Dataset records:
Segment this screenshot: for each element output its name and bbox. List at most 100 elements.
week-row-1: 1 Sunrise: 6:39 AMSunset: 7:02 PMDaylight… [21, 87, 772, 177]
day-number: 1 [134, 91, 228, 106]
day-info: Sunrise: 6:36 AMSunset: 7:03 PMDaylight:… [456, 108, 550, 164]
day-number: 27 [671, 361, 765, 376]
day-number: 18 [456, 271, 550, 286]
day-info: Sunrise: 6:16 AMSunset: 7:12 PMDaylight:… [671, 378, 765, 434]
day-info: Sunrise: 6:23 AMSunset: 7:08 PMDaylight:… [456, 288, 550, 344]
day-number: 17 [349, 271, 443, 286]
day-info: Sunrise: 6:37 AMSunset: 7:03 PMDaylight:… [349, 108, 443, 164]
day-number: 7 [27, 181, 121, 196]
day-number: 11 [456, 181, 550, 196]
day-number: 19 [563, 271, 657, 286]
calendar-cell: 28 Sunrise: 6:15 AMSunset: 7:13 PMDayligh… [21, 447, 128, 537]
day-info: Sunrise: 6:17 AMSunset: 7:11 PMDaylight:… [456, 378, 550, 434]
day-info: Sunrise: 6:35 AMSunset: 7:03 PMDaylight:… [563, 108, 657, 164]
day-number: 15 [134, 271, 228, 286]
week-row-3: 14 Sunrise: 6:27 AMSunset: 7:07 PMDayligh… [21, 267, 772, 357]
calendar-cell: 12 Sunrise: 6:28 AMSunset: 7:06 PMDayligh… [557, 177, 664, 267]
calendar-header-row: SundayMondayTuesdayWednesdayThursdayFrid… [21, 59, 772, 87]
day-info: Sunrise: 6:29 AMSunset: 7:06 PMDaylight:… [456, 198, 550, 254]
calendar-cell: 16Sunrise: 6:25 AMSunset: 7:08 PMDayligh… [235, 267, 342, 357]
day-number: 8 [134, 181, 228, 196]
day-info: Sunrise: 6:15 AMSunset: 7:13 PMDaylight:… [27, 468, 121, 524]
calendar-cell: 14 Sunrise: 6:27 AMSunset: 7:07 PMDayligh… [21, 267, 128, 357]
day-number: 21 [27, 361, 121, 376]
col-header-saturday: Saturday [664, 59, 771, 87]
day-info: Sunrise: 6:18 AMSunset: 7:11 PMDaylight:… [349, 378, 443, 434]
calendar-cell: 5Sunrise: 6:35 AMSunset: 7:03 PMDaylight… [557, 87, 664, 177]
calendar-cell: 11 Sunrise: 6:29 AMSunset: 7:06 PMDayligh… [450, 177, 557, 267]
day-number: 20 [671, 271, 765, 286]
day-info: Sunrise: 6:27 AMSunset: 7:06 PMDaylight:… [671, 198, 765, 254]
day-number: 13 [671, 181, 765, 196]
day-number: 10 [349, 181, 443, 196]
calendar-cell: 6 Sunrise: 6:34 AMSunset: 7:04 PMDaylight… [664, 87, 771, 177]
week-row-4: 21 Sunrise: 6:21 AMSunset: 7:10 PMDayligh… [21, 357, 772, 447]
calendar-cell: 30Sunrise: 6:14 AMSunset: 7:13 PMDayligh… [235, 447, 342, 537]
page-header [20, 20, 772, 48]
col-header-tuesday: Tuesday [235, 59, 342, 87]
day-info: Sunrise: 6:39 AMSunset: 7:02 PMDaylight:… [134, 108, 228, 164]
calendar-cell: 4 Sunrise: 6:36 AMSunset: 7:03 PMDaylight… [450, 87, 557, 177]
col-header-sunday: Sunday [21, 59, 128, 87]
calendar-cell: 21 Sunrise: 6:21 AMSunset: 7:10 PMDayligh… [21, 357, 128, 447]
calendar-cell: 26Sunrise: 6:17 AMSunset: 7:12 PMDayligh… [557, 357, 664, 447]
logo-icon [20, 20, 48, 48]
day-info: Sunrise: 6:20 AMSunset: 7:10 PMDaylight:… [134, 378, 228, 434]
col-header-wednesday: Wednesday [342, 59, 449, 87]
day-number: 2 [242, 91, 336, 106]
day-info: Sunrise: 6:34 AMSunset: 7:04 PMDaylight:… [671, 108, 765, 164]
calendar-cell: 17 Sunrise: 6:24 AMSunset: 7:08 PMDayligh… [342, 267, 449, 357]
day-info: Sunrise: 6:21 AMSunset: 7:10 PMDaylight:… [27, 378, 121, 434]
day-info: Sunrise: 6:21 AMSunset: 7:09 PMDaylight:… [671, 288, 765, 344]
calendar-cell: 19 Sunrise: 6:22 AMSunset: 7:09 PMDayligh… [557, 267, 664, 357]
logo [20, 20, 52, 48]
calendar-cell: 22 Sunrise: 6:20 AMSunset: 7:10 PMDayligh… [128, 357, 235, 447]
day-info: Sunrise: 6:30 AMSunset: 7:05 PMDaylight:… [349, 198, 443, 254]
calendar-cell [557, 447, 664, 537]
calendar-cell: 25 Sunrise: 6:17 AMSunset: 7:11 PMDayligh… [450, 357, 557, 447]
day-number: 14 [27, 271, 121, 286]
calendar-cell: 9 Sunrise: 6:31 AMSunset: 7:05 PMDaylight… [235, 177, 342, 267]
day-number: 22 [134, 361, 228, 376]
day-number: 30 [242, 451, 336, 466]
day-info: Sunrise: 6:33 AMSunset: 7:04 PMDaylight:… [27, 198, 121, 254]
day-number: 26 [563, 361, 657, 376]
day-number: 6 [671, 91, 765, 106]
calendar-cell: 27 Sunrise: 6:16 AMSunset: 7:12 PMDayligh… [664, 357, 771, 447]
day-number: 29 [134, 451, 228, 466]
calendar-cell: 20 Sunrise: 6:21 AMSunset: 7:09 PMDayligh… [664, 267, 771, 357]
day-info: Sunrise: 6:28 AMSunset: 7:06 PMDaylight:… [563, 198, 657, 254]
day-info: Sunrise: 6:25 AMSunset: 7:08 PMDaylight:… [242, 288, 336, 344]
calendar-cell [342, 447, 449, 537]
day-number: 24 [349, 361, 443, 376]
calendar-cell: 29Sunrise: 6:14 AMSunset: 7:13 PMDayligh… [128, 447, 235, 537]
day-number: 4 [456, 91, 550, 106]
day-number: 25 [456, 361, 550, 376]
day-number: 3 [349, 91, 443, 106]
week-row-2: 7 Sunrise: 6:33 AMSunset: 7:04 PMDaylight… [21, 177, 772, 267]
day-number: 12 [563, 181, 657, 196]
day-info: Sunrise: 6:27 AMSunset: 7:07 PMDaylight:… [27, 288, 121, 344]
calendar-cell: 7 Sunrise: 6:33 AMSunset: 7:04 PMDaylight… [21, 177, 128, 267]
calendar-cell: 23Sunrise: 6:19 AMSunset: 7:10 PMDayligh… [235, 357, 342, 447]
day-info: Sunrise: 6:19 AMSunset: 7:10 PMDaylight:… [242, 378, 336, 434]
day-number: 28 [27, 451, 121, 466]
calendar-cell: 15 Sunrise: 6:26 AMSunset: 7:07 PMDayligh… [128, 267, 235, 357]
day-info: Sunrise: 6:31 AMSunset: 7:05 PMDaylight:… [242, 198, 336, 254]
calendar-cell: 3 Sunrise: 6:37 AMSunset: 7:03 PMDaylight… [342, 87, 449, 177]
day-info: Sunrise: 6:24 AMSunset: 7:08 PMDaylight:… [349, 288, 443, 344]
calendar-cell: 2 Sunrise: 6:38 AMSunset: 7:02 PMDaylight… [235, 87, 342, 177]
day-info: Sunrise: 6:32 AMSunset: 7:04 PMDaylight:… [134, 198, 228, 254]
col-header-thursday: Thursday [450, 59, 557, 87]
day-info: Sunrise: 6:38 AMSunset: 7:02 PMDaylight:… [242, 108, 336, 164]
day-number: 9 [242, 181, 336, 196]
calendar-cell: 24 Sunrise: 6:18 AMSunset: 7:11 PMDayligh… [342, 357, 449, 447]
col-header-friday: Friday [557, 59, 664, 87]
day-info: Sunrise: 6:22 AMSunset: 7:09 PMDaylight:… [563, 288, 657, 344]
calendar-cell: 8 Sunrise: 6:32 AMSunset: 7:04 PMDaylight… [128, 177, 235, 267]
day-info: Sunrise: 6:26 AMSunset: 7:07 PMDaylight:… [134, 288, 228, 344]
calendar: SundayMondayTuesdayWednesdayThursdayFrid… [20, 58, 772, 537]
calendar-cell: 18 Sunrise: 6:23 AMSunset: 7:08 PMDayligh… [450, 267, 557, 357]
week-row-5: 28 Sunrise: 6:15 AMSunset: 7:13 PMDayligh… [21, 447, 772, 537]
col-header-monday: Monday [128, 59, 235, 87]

What the exercise asks:
Duplicate the lines from the start of the records through the line holding "day-number: 18 [456, 271, 550, 286]", inclusive.

Problem solution:
Segment this screenshot: for each element output its name and bbox. List at most 100 elements.
week-row-1: 1 Sunrise: 6:39 AMSunset: 7:02 PMDaylight… [21, 87, 772, 177]
day-number: 1 [134, 91, 228, 106]
day-info: Sunrise: 6:36 AMSunset: 7:03 PMDaylight:… [456, 108, 550, 164]
day-number: 27 [671, 361, 765, 376]
day-number: 18 [456, 271, 550, 286]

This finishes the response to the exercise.